_WHAT YOU SHOULD DO:_
Below are some records; repeat them all exactly, minus the pictures.

_RECORDS SHOWN:_

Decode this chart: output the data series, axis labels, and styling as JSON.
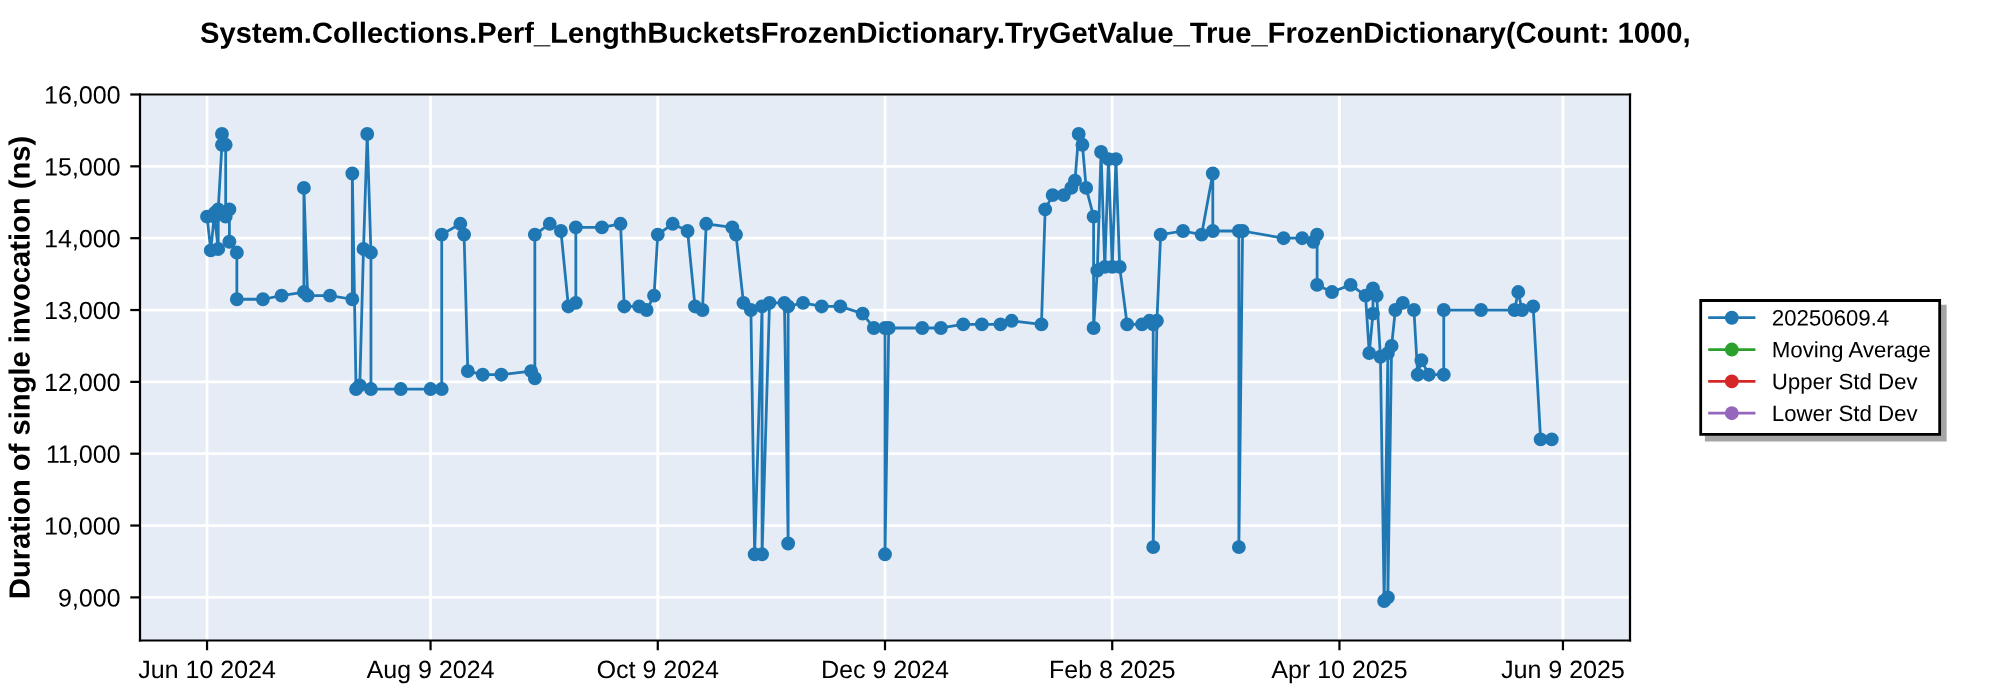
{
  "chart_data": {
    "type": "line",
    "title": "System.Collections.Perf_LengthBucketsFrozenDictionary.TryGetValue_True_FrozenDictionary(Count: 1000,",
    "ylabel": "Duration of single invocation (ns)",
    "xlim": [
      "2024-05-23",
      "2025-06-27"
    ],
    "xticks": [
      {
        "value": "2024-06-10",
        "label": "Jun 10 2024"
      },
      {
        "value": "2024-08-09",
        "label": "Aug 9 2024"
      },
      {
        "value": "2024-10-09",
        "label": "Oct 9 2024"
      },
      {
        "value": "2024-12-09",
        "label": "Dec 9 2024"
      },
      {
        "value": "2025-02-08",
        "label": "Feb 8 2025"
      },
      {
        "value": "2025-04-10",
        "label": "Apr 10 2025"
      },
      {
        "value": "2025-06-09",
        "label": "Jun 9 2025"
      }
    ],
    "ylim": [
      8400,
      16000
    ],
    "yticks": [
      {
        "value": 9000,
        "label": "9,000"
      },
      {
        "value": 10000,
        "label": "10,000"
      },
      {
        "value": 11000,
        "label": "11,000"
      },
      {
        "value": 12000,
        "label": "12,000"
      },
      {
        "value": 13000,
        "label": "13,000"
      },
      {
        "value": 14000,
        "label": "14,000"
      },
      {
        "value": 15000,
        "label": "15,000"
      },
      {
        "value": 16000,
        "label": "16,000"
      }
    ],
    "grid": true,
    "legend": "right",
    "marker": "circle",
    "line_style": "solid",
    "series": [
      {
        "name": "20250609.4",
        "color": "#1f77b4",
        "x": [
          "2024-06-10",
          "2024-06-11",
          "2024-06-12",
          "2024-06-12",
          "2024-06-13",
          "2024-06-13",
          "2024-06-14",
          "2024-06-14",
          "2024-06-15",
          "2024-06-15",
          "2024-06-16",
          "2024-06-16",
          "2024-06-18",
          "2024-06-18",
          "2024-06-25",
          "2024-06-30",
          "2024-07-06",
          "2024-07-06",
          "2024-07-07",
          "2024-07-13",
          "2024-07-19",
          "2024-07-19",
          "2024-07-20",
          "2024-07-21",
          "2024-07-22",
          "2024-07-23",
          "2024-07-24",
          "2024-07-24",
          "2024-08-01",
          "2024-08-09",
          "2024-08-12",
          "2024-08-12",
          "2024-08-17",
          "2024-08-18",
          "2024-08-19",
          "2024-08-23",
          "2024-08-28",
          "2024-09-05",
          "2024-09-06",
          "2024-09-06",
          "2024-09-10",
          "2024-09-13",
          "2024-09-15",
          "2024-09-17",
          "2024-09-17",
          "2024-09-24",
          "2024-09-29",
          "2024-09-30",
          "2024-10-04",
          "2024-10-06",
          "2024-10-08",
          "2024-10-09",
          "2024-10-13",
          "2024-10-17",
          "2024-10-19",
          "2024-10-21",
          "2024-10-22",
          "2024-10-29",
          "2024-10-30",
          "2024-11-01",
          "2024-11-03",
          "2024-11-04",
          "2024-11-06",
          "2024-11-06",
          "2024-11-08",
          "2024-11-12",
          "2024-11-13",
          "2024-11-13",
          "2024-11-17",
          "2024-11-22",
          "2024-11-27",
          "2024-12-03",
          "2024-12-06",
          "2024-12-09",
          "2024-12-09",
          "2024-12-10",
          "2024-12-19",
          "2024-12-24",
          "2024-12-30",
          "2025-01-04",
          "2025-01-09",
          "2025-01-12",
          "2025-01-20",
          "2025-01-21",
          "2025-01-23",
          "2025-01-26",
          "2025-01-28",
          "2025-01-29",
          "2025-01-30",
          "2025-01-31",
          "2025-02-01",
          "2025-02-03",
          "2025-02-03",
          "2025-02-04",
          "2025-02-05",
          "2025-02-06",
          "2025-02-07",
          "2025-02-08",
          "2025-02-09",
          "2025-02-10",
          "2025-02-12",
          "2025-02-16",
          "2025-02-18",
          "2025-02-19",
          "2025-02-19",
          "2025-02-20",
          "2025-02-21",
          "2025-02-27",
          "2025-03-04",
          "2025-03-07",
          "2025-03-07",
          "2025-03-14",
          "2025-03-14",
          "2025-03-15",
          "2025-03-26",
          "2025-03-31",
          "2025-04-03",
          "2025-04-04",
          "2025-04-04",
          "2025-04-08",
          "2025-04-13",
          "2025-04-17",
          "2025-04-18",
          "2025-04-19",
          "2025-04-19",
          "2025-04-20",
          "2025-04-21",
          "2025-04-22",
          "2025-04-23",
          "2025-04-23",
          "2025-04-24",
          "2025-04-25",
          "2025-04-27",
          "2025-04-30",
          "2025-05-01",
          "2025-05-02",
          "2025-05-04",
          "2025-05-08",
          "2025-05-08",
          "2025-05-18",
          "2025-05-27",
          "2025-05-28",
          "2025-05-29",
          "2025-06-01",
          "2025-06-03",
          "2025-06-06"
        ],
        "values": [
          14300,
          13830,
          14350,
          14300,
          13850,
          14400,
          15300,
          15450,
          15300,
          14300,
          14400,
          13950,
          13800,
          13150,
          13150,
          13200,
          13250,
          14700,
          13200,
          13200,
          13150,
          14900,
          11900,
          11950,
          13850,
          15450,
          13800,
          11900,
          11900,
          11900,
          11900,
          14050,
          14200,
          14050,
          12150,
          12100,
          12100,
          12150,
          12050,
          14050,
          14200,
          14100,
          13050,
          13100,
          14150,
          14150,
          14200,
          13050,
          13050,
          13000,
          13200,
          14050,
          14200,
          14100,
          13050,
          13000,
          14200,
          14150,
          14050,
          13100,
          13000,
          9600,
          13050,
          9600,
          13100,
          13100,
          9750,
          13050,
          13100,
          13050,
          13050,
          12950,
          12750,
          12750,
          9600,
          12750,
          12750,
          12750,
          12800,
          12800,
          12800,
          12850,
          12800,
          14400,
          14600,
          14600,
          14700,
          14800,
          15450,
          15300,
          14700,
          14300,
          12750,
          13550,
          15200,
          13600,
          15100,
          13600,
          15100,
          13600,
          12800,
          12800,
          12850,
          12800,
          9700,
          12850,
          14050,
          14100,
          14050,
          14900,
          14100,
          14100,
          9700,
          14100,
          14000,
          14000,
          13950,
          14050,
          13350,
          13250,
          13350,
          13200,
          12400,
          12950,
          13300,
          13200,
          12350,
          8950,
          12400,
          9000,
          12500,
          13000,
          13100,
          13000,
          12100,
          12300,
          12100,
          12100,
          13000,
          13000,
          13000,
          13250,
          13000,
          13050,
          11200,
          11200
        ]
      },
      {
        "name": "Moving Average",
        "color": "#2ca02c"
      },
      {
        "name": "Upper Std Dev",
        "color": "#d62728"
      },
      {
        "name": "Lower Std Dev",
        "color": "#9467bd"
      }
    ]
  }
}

_RESULT OF THE TASK:_
Decode this chart: output the data series, axis labels, and styling as JSON.
{
  "chart_data": {
    "type": "line",
    "title": "System.Collections.Perf_LengthBucketsFrozenDictionary.TryGetValue_True_FrozenDictionary(Count: 1000,",
    "ylabel": "Duration of single invocation (ns)",
    "xlim": [
      "2024-05-23",
      "2025-06-27"
    ],
    "xticks": [
      {
        "value": "2024-06-10",
        "label": "Jun 10 2024"
      },
      {
        "value": "2024-08-09",
        "label": "Aug 9 2024"
      },
      {
        "value": "2024-10-09",
        "label": "Oct 9 2024"
      },
      {
        "value": "2024-12-09",
        "label": "Dec 9 2024"
      },
      {
        "value": "2025-02-08",
        "label": "Feb 8 2025"
      },
      {
        "value": "2025-04-10",
        "label": "Apr 10 2025"
      },
      {
        "value": "2025-06-09",
        "label": "Jun 9 2025"
      }
    ],
    "ylim": [
      8400,
      16000
    ],
    "yticks": [
      {
        "value": 9000,
        "label": "9,000"
      },
      {
        "value": 10000,
        "label": "10,000"
      },
      {
        "value": 11000,
        "label": "11,000"
      },
      {
        "value": 12000,
        "label": "12,000"
      },
      {
        "value": 13000,
        "label": "13,000"
      },
      {
        "value": 14000,
        "label": "14,000"
      },
      {
        "value": 15000,
        "label": "15,000"
      },
      {
        "value": 16000,
        "label": "16,000"
      }
    ],
    "grid": true,
    "legend": "right",
    "marker": "circle",
    "line_style": "solid",
    "series": [
      {
        "name": "20250609.4",
        "color": "#1f77b4",
        "x": [
          "2024-06-10",
          "2024-06-11",
          "2024-06-12",
          "2024-06-12",
          "2024-06-13",
          "2024-06-13",
          "2024-06-14",
          "2024-06-14",
          "2024-06-15",
          "2024-06-15",
          "2024-06-16",
          "2024-06-16",
          "2024-06-18",
          "2024-06-18",
          "2024-06-25",
          "2024-06-30",
          "2024-07-06",
          "2024-07-06",
          "2024-07-07",
          "2024-07-13",
          "2024-07-19",
          "2024-07-19",
          "2024-07-20",
          "2024-07-21",
          "2024-07-22",
          "2024-07-23",
          "2024-07-24",
          "2024-07-24",
          "2024-08-01",
          "2024-08-09",
          "2024-08-12",
          "2024-08-12",
          "2024-08-17",
          "2024-08-18",
          "2024-08-19",
          "2024-08-23",
          "2024-08-28",
          "2024-09-05",
          "2024-09-06",
          "2024-09-06",
          "2024-09-10",
          "2024-09-13",
          "2024-09-15",
          "2024-09-17",
          "2024-09-17",
          "2024-09-24",
          "2024-09-29",
          "2024-09-30",
          "2024-10-04",
          "2024-10-06",
          "2024-10-08",
          "2024-10-09",
          "2024-10-13",
          "2024-10-17",
          "2024-10-19",
          "2024-10-21",
          "2024-10-22",
          "2024-10-29",
          "2024-10-30",
          "2024-11-01",
          "2024-11-03",
          "2024-11-04",
          "2024-11-06",
          "2024-11-06",
          "2024-11-08",
          "2024-11-12",
          "2024-11-13",
          "2024-11-13",
          "2024-11-17",
          "2024-11-22",
          "2024-11-27",
          "2024-12-03",
          "2024-12-06",
          "2024-12-09",
          "2024-12-09",
          "2024-12-10",
          "2024-12-19",
          "2024-12-24",
          "2024-12-30",
          "2025-01-04",
          "2025-01-09",
          "2025-01-12",
          "2025-01-20",
          "2025-01-21",
          "2025-01-23",
          "2025-01-26",
          "2025-01-28",
          "2025-01-29",
          "2025-01-30",
          "2025-01-31",
          "2025-02-01",
          "2025-02-03",
          "2025-02-03",
          "2025-02-04",
          "2025-02-05",
          "2025-02-06",
          "2025-02-07",
          "2025-02-08",
          "2025-02-09",
          "2025-02-10",
          "2025-02-12",
          "2025-02-16",
          "2025-02-18",
          "2025-02-19",
          "2025-02-19",
          "2025-02-20",
          "2025-02-21",
          "2025-02-27",
          "2025-03-04",
          "2025-03-07",
          "2025-03-07",
          "2025-03-14",
          "2025-03-14",
          "2025-03-15",
          "2025-03-26",
          "2025-03-31",
          "2025-04-03",
          "2025-04-04",
          "2025-04-04",
          "2025-04-08",
          "2025-04-13",
          "2025-04-17",
          "2025-04-18",
          "2025-04-19",
          "2025-04-19",
          "2025-04-20",
          "2025-04-21",
          "2025-04-22",
          "2025-04-23",
          "2025-04-23",
          "2025-04-24",
          "2025-04-25",
          "2025-04-27",
          "2025-04-30",
          "2025-05-01",
          "2025-05-02",
          "2025-05-04",
          "2025-05-08",
          "2025-05-08",
          "2025-05-18",
          "2025-05-27",
          "2025-05-28",
          "2025-05-29",
          "2025-06-01",
          "2025-06-03",
          "2025-06-06"
        ],
        "values": [
          14300,
          13830,
          14350,
          14300,
          13850,
          14400,
          15300,
          15450,
          15300,
          14300,
          14400,
          13950,
          13800,
          13150,
          13150,
          13200,
          13250,
          14700,
          13200,
          13200,
          13150,
          14900,
          11900,
          11950,
          13850,
          15450,
          13800,
          11900,
          11900,
          11900,
          11900,
          14050,
          14200,
          14050,
          12150,
          12100,
          12100,
          12150,
          12050,
          14050,
          14200,
          14100,
          13050,
          13100,
          14150,
          14150,
          14200,
          13050,
          13050,
          13000,
          13200,
          14050,
          14200,
          14100,
          13050,
          13000,
          14200,
          14150,
          14050,
          13100,
          13000,
          9600,
          13050,
          9600,
          13100,
          13100,
          9750,
          13050,
          13100,
          13050,
          13050,
          12950,
          12750,
          12750,
          9600,
          12750,
          12750,
          12750,
          12800,
          12800,
          12800,
          12850,
          12800,
          14400,
          14600,
          14600,
          14700,
          14800,
          15450,
          15300,
          14700,
          14300,
          12750,
          13550,
          15200,
          13600,
          15100,
          13600,
          15100,
          13600,
          12800,
          12800,
          12850,
          12800,
          9700,
          12850,
          14050,
          14100,
          14050,
          14900,
          14100,
          14100,
          9700,
          14100,
          14000,
          14000,
          13950,
          14050,
          13350,
          13250,
          13350,
          13200,
          12400,
          12950,
          13300,
          13200,
          12350,
          8950,
          12400,
          9000,
          12500,
          13000,
          13100,
          13000,
          12100,
          12300,
          12100,
          12100,
          13000,
          13000,
          13000,
          13250,
          13000,
          13050,
          11200,
          11200
        ]
      },
      {
        "name": "Moving Average",
        "color": "#2ca02c"
      },
      {
        "name": "Upper Std Dev",
        "color": "#d62728"
      },
      {
        "name": "Lower Std Dev",
        "color": "#9467bd"
      }
    ]
  }
}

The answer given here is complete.